Testo di lettura:
____

L’élite che si nazional – popolizza

Chi torna indietro nel tempo ad osservare le prime comunità virtuali, trova spesso citati i “grandi classici”: The Well, ad esempio. In realtà, spazi virtuali di questo tipo andavano al di là del concetto contemporaneo (sempre più tendente a quello di “forum” e similari) poiché supportavano gli spazi comuni con un’attività più “sistemistica” di gestione di accessi, connettività, software condivisi.

Un esempio tipico, in Italia, era la Rete Civica di Milano: nata dalla fruttuosa collaborazione di enti pubblici, Università ed associazioni, ha visto nascere intere comunità all’interno delle “conferenze”, ha coordinato attività che hanno fatto breccia tra i cittadini di Milano e non solo, “educandoli” all’uso della Rete ed alle potenzialità insite negli strumenti informatici e telematici.

Sembrerebbe sulla stessa linea la nuova edizione di “Alla conquista del Web – Scopri il tesoro della comunicazione“, un’attività didattica per i più giovani… Eppure.

____

Voci dei riquadri di delimitazione:
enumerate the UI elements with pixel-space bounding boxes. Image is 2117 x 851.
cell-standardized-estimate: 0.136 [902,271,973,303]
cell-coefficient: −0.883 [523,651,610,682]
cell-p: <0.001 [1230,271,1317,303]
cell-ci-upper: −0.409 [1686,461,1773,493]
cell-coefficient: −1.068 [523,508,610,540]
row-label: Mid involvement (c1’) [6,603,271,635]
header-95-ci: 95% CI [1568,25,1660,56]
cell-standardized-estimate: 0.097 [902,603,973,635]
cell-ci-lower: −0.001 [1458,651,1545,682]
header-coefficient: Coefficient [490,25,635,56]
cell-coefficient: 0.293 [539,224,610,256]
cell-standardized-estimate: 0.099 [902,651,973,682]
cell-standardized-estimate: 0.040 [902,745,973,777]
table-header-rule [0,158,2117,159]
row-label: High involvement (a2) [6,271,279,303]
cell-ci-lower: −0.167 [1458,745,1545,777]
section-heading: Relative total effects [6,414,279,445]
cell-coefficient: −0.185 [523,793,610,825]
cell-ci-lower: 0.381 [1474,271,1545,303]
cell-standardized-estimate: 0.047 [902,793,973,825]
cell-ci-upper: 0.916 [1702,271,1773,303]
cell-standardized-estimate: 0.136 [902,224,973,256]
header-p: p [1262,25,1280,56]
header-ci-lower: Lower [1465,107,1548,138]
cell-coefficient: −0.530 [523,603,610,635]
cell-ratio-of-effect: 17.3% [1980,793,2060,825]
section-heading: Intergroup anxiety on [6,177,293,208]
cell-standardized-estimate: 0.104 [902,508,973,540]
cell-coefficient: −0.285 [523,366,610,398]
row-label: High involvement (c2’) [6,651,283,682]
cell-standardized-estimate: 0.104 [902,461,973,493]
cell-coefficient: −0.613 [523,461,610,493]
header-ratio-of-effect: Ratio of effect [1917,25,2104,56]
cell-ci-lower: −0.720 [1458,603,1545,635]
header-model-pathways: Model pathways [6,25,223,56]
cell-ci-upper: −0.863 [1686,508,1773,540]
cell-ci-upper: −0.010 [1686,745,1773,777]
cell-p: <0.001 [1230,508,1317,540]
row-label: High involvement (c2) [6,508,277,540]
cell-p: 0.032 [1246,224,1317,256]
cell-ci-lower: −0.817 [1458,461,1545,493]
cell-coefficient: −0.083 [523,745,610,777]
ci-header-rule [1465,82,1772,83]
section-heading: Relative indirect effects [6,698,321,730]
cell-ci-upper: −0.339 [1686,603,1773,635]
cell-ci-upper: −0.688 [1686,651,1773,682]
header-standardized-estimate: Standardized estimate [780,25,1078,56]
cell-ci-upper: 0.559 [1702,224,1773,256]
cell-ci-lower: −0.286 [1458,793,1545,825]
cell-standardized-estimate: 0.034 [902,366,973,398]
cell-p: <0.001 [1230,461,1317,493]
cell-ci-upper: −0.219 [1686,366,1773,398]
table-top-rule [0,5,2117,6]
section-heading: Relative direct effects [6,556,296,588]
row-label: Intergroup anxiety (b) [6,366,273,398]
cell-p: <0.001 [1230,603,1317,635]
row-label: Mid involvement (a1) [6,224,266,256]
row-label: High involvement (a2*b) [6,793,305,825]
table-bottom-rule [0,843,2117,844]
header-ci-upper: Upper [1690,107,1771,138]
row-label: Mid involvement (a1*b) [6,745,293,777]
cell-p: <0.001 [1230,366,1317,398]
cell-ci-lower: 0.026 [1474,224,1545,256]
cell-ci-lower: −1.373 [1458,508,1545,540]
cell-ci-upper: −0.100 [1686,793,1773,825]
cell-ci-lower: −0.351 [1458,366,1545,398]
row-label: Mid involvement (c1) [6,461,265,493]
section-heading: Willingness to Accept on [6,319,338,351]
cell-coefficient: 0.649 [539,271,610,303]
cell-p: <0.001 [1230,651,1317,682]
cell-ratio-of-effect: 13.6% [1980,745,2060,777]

____

Obiettivo A: Secondo il testo sulle comunità virtuali, da quale collaborazione è nata la Rete Civica di Milano?
Obiettivo B: Traduci in inglese questa frase del testo sulle comunità virtuali: "Chi torna indietro nel tempo ad osservare le prime comunità virtuali, trova spesso citati i “grandi classici”: The Well, ad esempio."
Obiettivo C: Riprendi il testo sulle comunità virtuali subito dopo la sua ultima frase.
I dati provengono da un'altra fonte.

Risultato A: Dalla collaborazione di enti pubblici, Università e associazioni.

Risultato B: Anyone who goes back in time to look at the early virtual communities often finds the “great classics” cited: The Well, for example.

Risultato C:
La grafica del sito, è evidente, è quantomeno dozzinale. Dov’è finita la classica eleganza che contraddistingueva le iniziative dell’RCM? Vada per il fatto che è un sito per i più giovani: ma forse proprio per questo, forse proprio per l’innato senso stylish che hanno le nuove generazioni, si poteva fare di meglio. Anche le descrizioni dell’iniziativa potevano assumere un tono meno luogocomunistico. Sarà che ormai, in Italia, la Rete è, per fortuna, tutto tranne che qualcosa di élite. Non per questo, però, è un piacere assisterne alla nazional – popolizzazione.

Web Marketing Tools, RIP

Rimane ancora qualche traccia, nelle Rete che non dimentica, di quella versione italiana di Business 2.0 che fu una vera e propria meteora nelle nostre edicole. Progetto editoriale che era nato nel momento peggiore del mercato di riferimento: in pieno sboom internettaro dopo anni di euforia. Molti di noi ancora aspettano un rimborso da parte della casa editrice per i numeri che non sono mai usciti.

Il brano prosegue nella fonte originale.